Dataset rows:
________
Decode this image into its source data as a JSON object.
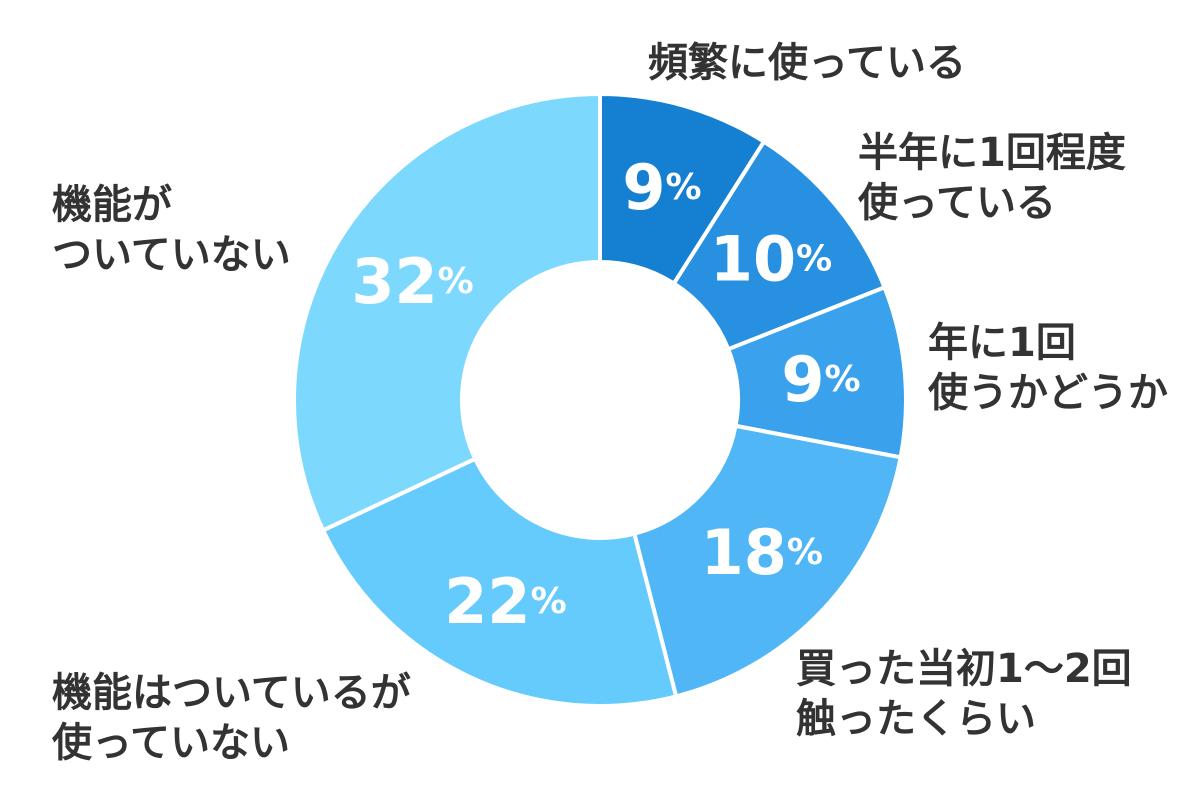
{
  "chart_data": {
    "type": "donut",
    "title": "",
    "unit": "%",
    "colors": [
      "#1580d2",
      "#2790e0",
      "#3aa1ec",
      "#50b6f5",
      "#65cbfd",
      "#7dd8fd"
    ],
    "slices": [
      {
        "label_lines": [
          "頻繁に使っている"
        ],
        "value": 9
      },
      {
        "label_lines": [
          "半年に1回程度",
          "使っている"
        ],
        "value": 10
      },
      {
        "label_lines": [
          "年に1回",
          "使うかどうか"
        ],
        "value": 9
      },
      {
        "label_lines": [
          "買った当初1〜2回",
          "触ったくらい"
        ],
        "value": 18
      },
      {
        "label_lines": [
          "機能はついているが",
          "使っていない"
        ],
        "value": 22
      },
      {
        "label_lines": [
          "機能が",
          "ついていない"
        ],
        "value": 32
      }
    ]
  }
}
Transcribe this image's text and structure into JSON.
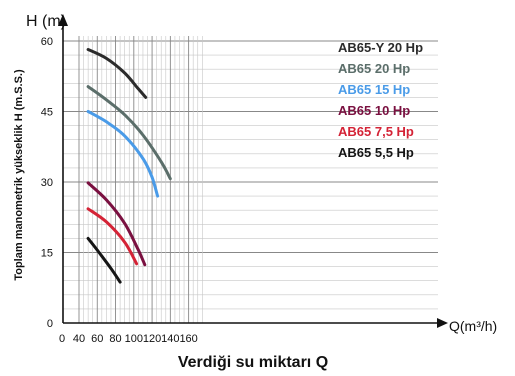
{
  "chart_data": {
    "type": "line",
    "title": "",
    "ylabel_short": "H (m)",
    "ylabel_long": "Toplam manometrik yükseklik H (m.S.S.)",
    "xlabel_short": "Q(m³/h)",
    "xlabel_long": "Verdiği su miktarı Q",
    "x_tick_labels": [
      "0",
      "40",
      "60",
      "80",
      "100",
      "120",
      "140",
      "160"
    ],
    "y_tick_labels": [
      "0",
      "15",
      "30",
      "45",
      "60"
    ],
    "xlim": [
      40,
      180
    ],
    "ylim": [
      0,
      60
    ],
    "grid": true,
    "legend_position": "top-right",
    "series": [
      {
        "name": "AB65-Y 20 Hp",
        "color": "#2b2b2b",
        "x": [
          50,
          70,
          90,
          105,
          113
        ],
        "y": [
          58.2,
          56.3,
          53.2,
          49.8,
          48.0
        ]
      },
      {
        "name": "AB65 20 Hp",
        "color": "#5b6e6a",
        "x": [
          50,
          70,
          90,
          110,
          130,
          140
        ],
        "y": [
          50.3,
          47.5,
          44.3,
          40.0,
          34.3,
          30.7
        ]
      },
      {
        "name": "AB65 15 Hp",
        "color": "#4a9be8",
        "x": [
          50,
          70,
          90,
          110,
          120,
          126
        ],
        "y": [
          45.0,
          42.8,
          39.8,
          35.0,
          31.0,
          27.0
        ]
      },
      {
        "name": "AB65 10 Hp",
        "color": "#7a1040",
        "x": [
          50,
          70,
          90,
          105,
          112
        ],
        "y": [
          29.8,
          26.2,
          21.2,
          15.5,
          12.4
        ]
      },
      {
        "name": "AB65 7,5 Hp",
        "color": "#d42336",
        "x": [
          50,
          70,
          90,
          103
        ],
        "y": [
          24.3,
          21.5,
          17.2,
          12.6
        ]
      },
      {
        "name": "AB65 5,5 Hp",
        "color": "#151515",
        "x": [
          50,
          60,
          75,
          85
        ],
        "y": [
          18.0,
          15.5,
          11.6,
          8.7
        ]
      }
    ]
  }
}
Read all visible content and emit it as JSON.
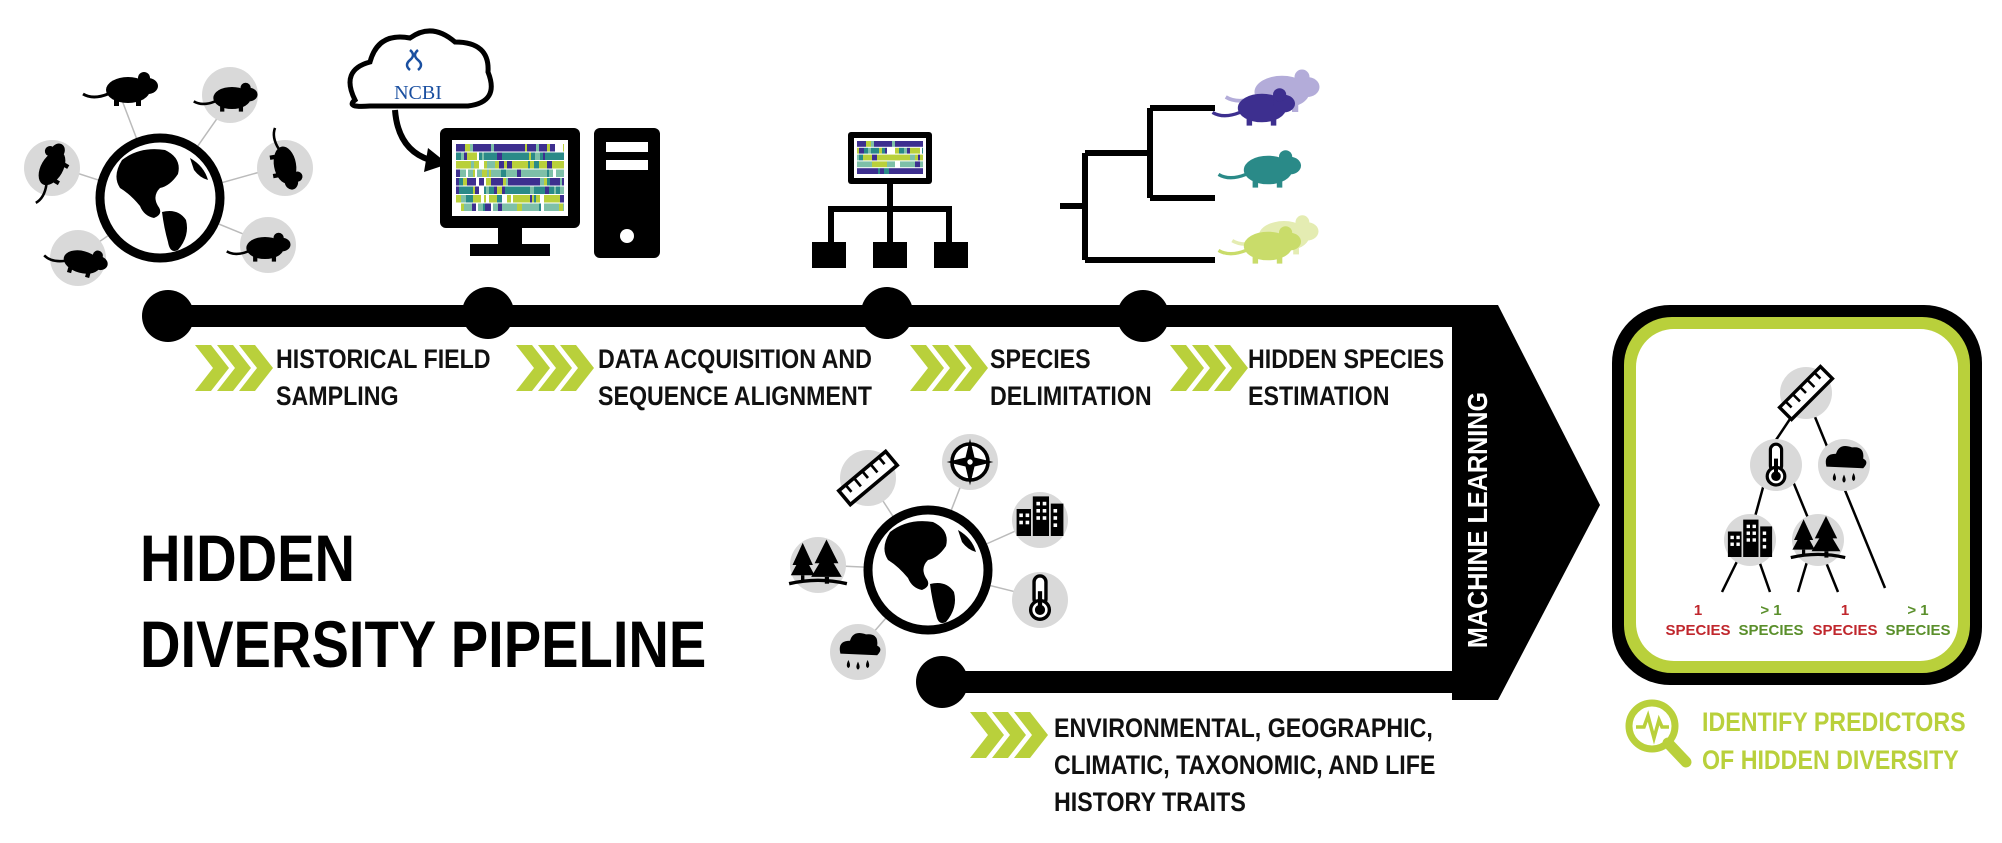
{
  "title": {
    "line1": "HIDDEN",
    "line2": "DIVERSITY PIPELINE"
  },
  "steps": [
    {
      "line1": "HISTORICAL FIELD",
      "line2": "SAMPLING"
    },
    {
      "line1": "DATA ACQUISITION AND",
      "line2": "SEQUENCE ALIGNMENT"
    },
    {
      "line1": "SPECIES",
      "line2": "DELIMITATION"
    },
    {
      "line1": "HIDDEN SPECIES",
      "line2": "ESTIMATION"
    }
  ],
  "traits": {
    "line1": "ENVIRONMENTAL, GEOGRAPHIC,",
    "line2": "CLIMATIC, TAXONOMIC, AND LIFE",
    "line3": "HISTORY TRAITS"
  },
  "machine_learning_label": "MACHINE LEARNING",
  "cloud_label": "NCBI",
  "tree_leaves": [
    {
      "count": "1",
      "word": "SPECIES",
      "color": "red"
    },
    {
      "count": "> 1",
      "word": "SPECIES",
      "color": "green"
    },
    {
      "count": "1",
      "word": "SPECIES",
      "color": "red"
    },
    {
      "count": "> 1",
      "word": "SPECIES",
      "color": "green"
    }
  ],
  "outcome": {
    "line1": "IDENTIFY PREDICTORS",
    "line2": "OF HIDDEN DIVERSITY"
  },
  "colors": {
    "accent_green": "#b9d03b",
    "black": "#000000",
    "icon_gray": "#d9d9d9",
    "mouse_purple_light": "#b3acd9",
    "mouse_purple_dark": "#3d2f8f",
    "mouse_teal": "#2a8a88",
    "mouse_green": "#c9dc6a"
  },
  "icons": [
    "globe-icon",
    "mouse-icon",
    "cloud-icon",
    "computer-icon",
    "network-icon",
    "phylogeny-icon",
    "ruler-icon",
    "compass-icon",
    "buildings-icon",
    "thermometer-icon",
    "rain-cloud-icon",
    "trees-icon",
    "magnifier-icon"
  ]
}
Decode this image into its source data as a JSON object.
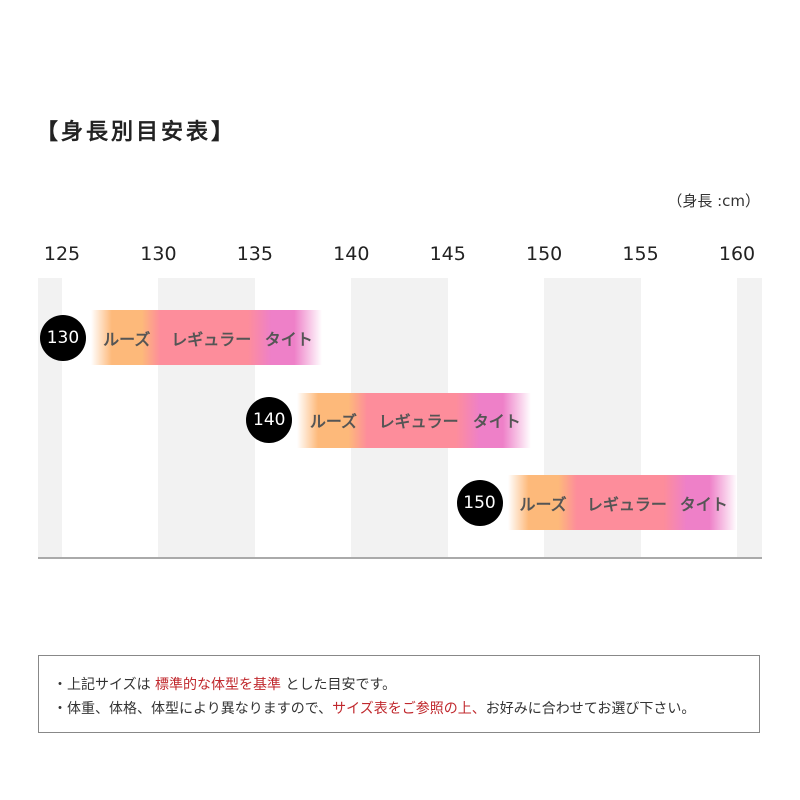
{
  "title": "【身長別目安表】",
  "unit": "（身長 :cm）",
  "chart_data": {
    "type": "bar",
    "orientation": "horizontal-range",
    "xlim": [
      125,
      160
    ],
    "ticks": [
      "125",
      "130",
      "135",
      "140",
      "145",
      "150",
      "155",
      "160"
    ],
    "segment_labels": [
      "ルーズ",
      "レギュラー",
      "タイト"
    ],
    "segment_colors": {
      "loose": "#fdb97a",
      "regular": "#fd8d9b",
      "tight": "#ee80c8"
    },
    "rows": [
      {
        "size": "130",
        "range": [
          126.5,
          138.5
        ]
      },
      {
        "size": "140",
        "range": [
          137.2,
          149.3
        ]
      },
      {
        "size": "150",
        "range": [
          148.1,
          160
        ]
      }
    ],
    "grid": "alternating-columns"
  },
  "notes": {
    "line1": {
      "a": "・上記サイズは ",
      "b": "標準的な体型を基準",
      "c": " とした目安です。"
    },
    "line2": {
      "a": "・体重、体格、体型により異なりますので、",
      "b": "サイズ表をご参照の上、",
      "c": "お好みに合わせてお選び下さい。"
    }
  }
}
________
What is needed: Repeat each record exactly, with the pictures left out.

Result below:
Decode this image into its source data as a JSON object.
{
  "chart_data": {
    "type": "donut",
    "title": "",
    "unit": "%",
    "colors": [
      "#1580d2",
      "#2790e0",
      "#3aa1ec",
      "#50b6f5",
      "#65cbfd",
      "#7dd8fd"
    ],
    "slices": [
      {
        "label_lines": [
          "頻繁に使っている"
        ],
        "value": 9
      },
      {
        "label_lines": [
          "半年に1回程度",
          "使っている"
        ],
        "value": 10
      },
      {
        "label_lines": [
          "年に1回",
          "使うかどうか"
        ],
        "value": 9
      },
      {
        "label_lines": [
          "買った当初1〜2回",
          "触ったくらい"
        ],
        "value": 18
      },
      {
        "label_lines": [
          "機能はついているが",
          "使っていない"
        ],
        "value": 22
      },
      {
        "label_lines": [
          "機能が",
          "ついていない"
        ],
        "value": 32
      }
    ]
  }
}
Transcribe this image's text and structure into JSON.
{
  "chart_data": {
    "type": "line",
    "title": "",
    "ylabel_short": "H (m)",
    "ylabel_long": "Toplam manometrik yükseklik H (m.S.S.)",
    "xlabel_short": "Q(m³/h)",
    "xlabel_long": "Verdiği su miktarı Q",
    "x_tick_labels": [
      "0",
      "40",
      "60",
      "80",
      "100",
      "120",
      "140",
      "160"
    ],
    "y_tick_labels": [
      "0",
      "15",
      "30",
      "45",
      "60"
    ],
    "xlim": [
      40,
      180
    ],
    "ylim": [
      0,
      60
    ],
    "grid": true,
    "legend_position": "top-right",
    "series": [
      {
        "name": "AB65-Y 20 Hp",
        "color": "#2b2b2b",
        "x": [
          50,
          70,
          90,
          105,
          113
        ],
        "y": [
          58.2,
          56.3,
          53.2,
          49.8,
          48.0
        ]
      },
      {
        "name": "AB65 20 Hp",
        "color": "#5b6e6a",
        "x": [
          50,
          70,
          90,
          110,
          130,
          140
        ],
        "y": [
          50.3,
          47.5,
          44.3,
          40.0,
          34.3,
          30.7
        ]
      },
      {
        "name": "AB65 15 Hp",
        "color": "#4a9be8",
        "x": [
          50,
          70,
          90,
          110,
          120,
          126
        ],
        "y": [
          45.0,
          42.8,
          39.8,
          35.0,
          31.0,
          27.0
        ]
      },
      {
        "name": "AB65 10 Hp",
        "color": "#7a1040",
        "x": [
          50,
          70,
          90,
          105,
          112
        ],
        "y": [
          29.8,
          26.2,
          21.2,
          15.5,
          12.4
        ]
      },
      {
        "name": "AB65 7,5 Hp",
        "color": "#d42336",
        "x": [
          50,
          70,
          90,
          103
        ],
        "y": [
          24.3,
          21.5,
          17.2,
          12.6
        ]
      },
      {
        "name": "AB65 5,5 Hp",
        "color": "#151515",
        "x": [
          50,
          60,
          75,
          85
        ],
        "y": [
          18.0,
          15.5,
          11.6,
          8.7
        ]
      }
    ]
  }
}
Read all visible content and emit it as JSON.
{
  "title": {
    "line1": "HIDDEN",
    "line2": "DIVERSITY PIPELINE"
  },
  "steps": [
    {
      "line1": "HISTORICAL FIELD",
      "line2": "SAMPLING"
    },
    {
      "line1": "DATA ACQUISITION AND",
      "line2": "SEQUENCE ALIGNMENT"
    },
    {
      "line1": "SPECIES",
      "line2": "DELIMITATION"
    },
    {
      "line1": "HIDDEN SPECIES",
      "line2": "ESTIMATION"
    }
  ],
  "traits": {
    "line1": "ENVIRONMENTAL, GEOGRAPHIC,",
    "line2": "CLIMATIC, TAXONOMIC, AND LIFE",
    "line3": "HISTORY TRAITS"
  },
  "machine_learning_label": "MACHINE LEARNING",
  "cloud_label": "NCBI",
  "tree_leaves": [
    {
      "count": "1",
      "word": "SPECIES",
      "color": "red"
    },
    {
      "count": "> 1",
      "word": "SPECIES",
      "color": "green"
    },
    {
      "count": "1",
      "word": "SPECIES",
      "color": "red"
    },
    {
      "count": "> 1",
      "word": "SPECIES",
      "color": "green"
    }
  ],
  "outcome": {
    "line1": "IDENTIFY PREDICTORS",
    "line2": "OF HIDDEN DIVERSITY"
  },
  "colors": {
    "accent_green": "#b9d03b",
    "black": "#000000",
    "icon_gray": "#d9d9d9",
    "mouse_purple_light": "#b3acd9",
    "mouse_purple_dark": "#3d2f8f",
    "mouse_teal": "#2a8a88",
    "mouse_green": "#c9dc6a"
  },
  "icons": [
    "globe-icon",
    "mouse-icon",
    "cloud-icon",
    "computer-icon",
    "network-icon",
    "phylogeny-icon",
    "ruler-icon",
    "compass-icon",
    "buildings-icon",
    "thermometer-icon",
    "rain-cloud-icon",
    "trees-icon",
    "magnifier-icon"
  ]
}
Decode this image into its source data as a JSON object.
{
  "title": "【身長別目安表】",
  "unit": "（身長 :cm）",
  "chart_data": {
    "type": "bar",
    "orientation": "horizontal-range",
    "xlim": [
      125,
      160
    ],
    "ticks": [
      "125",
      "130",
      "135",
      "140",
      "145",
      "150",
      "155",
      "160"
    ],
    "segment_labels": [
      "ルーズ",
      "レギュラー",
      "タイト"
    ],
    "segment_colors": {
      "loose": "#fdb97a",
      "regular": "#fd8d9b",
      "tight": "#ee80c8"
    },
    "rows": [
      {
        "size": "130",
        "range": [
          126.5,
          138.5
        ]
      },
      {
        "size": "140",
        "range": [
          137.2,
          149.3
        ]
      },
      {
        "size": "150",
        "range": [
          148.1,
          160
        ]
      }
    ],
    "grid": "alternating-columns"
  },
  "notes": {
    "line1": {
      "a": "・上記サイズは ",
      "b": "標準的な体型を基準",
      "c": " とした目安です。"
    },
    "line2": {
      "a": "・体重、体格、体型により異なりますので、",
      "b": "サイズ表をご参照の上、",
      "c": "お好みに合わせてお選び下さい。"
    }
  }
}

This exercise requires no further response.